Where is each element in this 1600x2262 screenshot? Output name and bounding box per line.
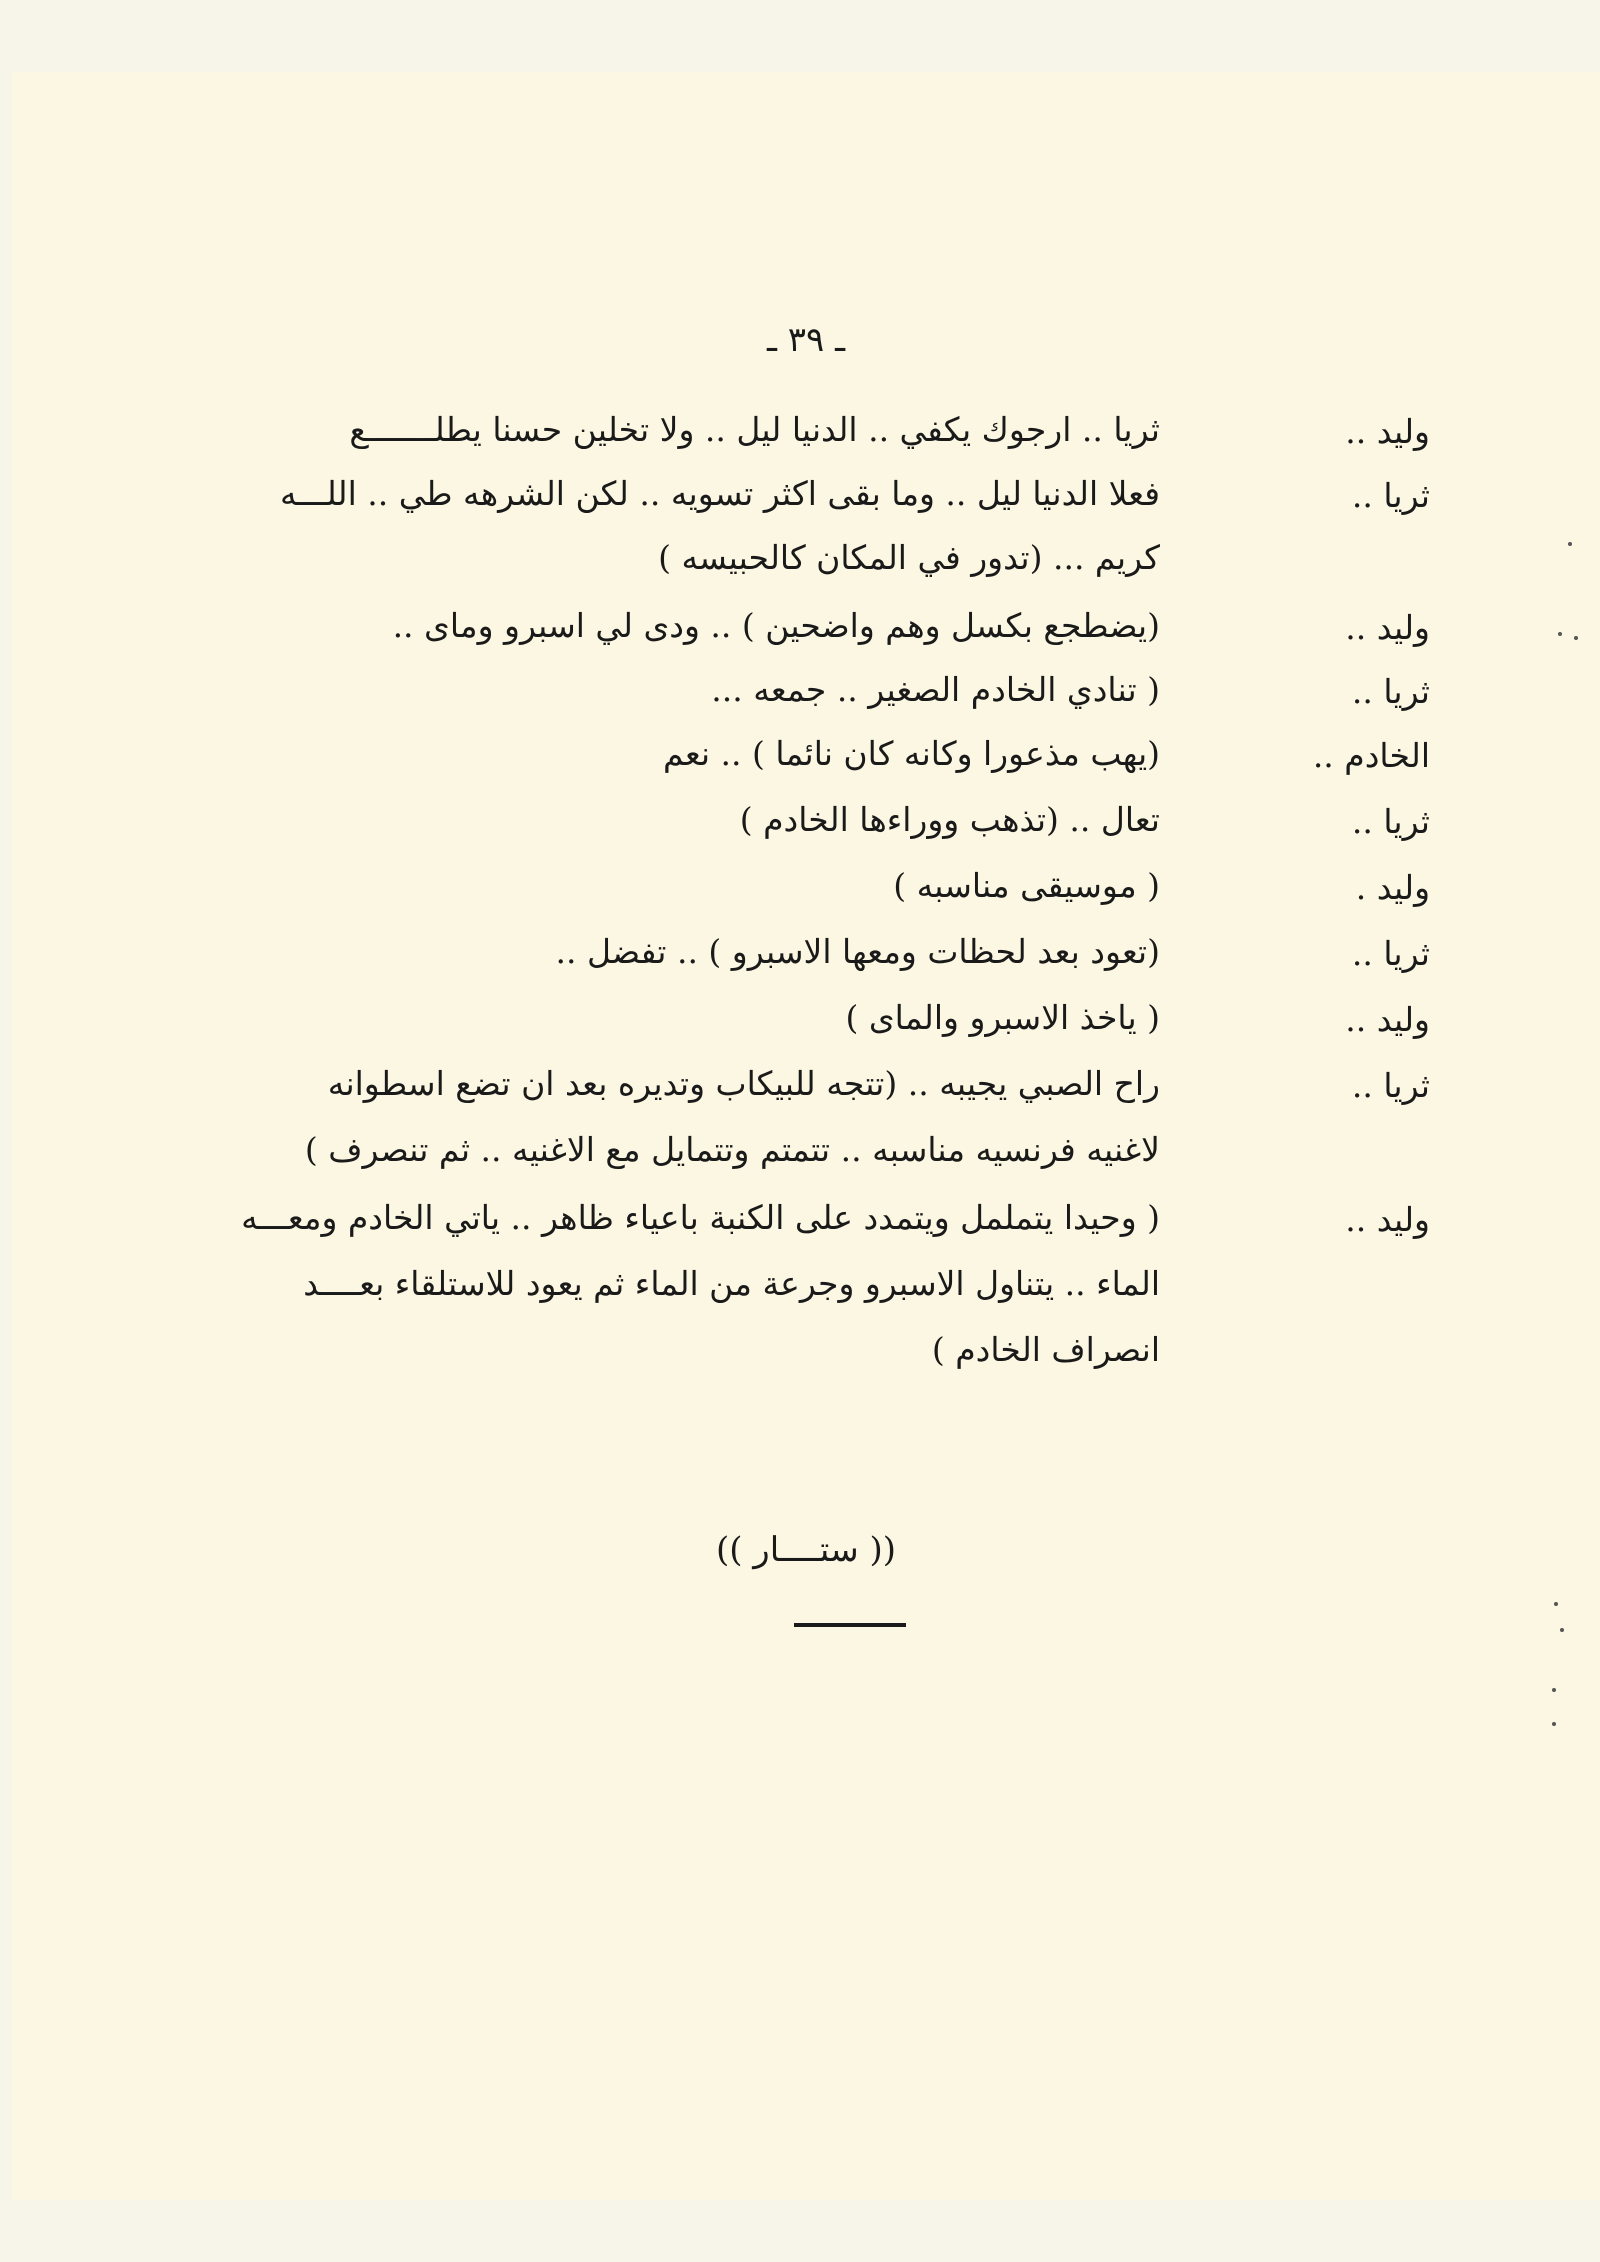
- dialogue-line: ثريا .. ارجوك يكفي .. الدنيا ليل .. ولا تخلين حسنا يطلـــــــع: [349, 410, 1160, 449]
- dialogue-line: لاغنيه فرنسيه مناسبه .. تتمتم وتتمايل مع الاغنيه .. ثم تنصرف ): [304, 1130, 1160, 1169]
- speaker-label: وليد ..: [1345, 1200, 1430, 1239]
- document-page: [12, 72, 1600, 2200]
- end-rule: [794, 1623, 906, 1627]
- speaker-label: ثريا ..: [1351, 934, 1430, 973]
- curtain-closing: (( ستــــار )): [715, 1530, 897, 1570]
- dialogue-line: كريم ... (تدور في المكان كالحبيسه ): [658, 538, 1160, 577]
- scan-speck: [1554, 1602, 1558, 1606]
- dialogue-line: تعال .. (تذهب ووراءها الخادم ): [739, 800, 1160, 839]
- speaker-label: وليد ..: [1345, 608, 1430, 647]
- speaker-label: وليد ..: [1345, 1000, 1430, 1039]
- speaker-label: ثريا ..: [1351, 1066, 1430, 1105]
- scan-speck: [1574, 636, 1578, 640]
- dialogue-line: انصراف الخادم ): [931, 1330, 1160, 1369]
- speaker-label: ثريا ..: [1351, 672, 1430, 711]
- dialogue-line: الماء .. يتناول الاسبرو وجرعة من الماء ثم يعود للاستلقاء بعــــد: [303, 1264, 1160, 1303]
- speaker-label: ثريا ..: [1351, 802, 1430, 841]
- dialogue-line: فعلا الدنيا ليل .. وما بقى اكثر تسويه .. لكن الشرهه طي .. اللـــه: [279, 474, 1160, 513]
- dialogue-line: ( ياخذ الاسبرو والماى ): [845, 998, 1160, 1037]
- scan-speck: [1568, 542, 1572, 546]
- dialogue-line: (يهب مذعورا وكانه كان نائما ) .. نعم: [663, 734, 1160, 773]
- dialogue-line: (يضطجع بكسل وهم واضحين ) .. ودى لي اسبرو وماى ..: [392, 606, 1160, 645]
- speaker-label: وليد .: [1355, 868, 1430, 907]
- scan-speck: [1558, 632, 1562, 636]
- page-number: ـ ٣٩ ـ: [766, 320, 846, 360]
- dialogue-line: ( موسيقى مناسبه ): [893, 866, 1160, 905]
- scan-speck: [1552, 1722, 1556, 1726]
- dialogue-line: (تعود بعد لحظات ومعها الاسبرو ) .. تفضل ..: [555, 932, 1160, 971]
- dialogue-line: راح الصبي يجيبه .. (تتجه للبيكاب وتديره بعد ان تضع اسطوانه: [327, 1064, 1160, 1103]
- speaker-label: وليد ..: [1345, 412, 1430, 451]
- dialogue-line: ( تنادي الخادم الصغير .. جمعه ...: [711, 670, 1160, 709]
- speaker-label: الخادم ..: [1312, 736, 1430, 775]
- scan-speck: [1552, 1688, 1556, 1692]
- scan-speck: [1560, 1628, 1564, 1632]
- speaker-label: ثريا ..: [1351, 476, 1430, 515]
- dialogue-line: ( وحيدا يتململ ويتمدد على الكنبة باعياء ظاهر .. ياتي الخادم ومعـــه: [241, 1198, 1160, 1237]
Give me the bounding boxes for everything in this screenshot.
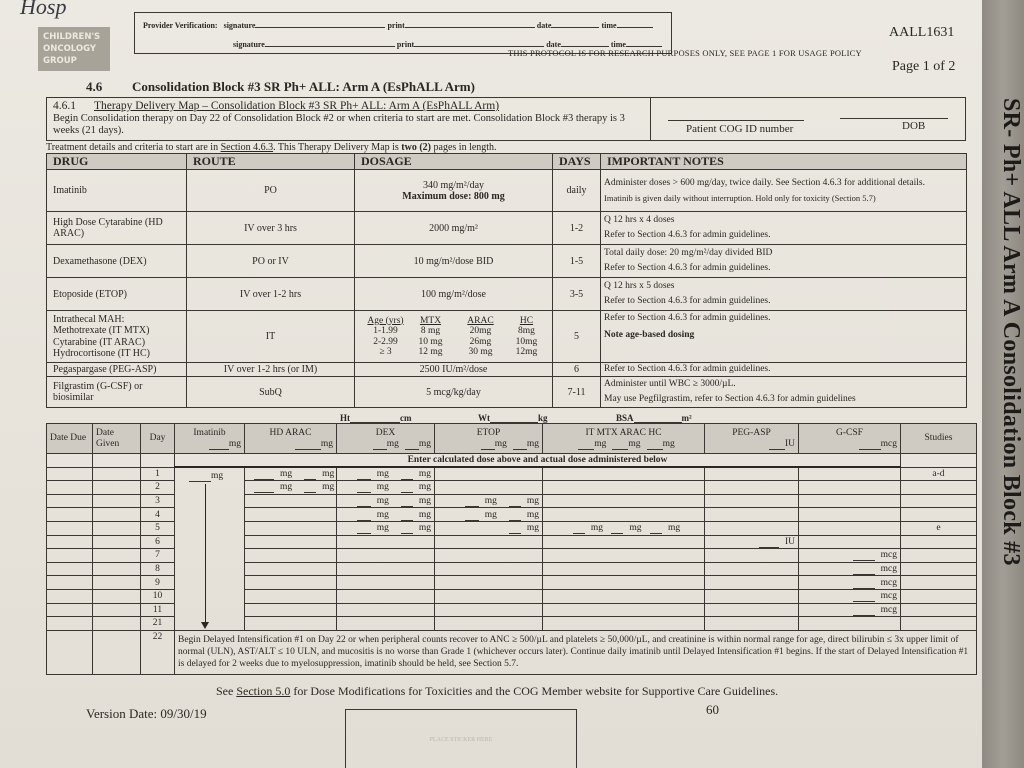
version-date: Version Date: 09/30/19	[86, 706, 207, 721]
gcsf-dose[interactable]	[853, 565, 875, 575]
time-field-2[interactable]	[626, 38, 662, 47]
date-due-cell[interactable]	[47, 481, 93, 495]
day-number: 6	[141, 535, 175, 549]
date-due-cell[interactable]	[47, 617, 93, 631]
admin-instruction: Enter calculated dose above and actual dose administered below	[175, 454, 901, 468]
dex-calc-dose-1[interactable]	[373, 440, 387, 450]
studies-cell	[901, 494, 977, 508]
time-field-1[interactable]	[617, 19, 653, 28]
-=-=-
Can you return every line above character for character, leaving out the pictures?

#### Finished exercise:
Where is each element in this 1600x2262 screenshot? Output name and bounding box per line.
- dialogue-line: ثريا .. ارجوك يكفي .. الدنيا ليل .. ولا تخلين حسنا يطلـــــــع: [349, 410, 1160, 449]
- dialogue-line: لاغنيه فرنسيه مناسبه .. تتمتم وتتمايل مع الاغنيه .. ثم تنصرف ): [304, 1130, 1160, 1169]
- speaker-label: وليد ..: [1345, 1200, 1430, 1239]
- document-page: [12, 72, 1600, 2200]
- end-rule: [794, 1623, 906, 1627]
- speaker-label: ثريا ..: [1351, 934, 1430, 973]
- curtain-closing: (( ستــــار )): [715, 1530, 897, 1570]
- dialogue-line: كريم ... (تدور في المكان كالحبيسه ): [658, 538, 1160, 577]
- scan-speck: [1554, 1602, 1558, 1606]
- dialogue-line: تعال .. (تذهب ووراءها الخادم ): [739, 800, 1160, 839]
- speaker-label: وليد ..: [1345, 608, 1430, 647]
- speaker-label: وليد ..: [1345, 1000, 1430, 1039]
- speaker-label: ثريا ..: [1351, 1066, 1430, 1105]
- scan-speck: [1574, 636, 1578, 640]
- dialogue-line: انصراف الخادم ): [931, 1330, 1160, 1369]
- speaker-label: ثريا ..: [1351, 672, 1430, 711]
- dialogue-line: الماء .. يتناول الاسبرو وجرعة من الماء ثم يعود للاستلقاء بعــــد: [303, 1264, 1160, 1303]
- speaker-label: ثريا ..: [1351, 802, 1430, 841]
- dialogue-line: فعلا الدنيا ليل .. وما بقى اكثر تسويه .. لكن الشرهه طي .. اللـــه: [279, 474, 1160, 513]
- dialogue-line: ( ياخذ الاسبرو والماى ): [845, 998, 1160, 1037]
- scan-speck: [1568, 542, 1572, 546]
- dialogue-line: (يهب مذعورا وكانه كان نائما ) .. نعم: [663, 734, 1160, 773]
- dialogue-line: (يضطجع بكسل وهم واضحين ) .. ودى لي اسبرو وماى ..: [392, 606, 1160, 645]
- speaker-label: وليد .: [1355, 868, 1430, 907]
- scan-speck: [1558, 632, 1562, 636]
- page-number: ـ ٣٩ ـ: [766, 320, 846, 360]
- dialogue-line: ( موسيقى مناسبه ): [893, 866, 1160, 905]
- scan-speck: [1552, 1722, 1556, 1726]
- dialogue-line: (تعود بعد لحظات ومعها الاسبرو ) .. تفضل ..: [555, 932, 1160, 971]
- dialogue-line: راح الصبي يجيبه .. (تتجه للبيكاب وتديره بعد ان تضع اسطوانه: [327, 1064, 1160, 1103]
- speaker-label: وليد ..: [1345, 412, 1430, 451]
- dialogue-line: ( تنادي الخادم الصغير .. جمعه ...: [711, 670, 1160, 709]
- speaker-label: الخادم ..: [1312, 736, 1430, 775]
- scan-speck: [1552, 1688, 1556, 1692]
- scan-speck: [1560, 1628, 1564, 1632]
- speaker-label: ثريا ..: [1351, 476, 1430, 515]
- dialogue-line: ( وحيدا يتململ ويتمدد على الكنبة باعياء ظاهر .. ياتي الخادم ومعـــه: [241, 1198, 1160, 1237]
Give me the bounding boxes for everything in this screenshot.
version-date: Version Date: 09/30/19	[86, 706, 207, 721]
gcsf-dose[interactable]	[853, 565, 875, 575]
time-field-2[interactable]	[626, 38, 662, 47]
date-due-cell[interactable]	[47, 481, 93, 495]
day-number: 6	[141, 535, 175, 549]
date-due-cell[interactable]	[47, 617, 93, 631]
admin-instruction: Enter calculated dose above and actual dose administered below	[175, 454, 901, 468]
dex-calc-dose-1[interactable]	[373, 440, 387, 450]
studies-cell	[901, 494, 977, 508]
time-field-1[interactable]	[617, 19, 653, 28]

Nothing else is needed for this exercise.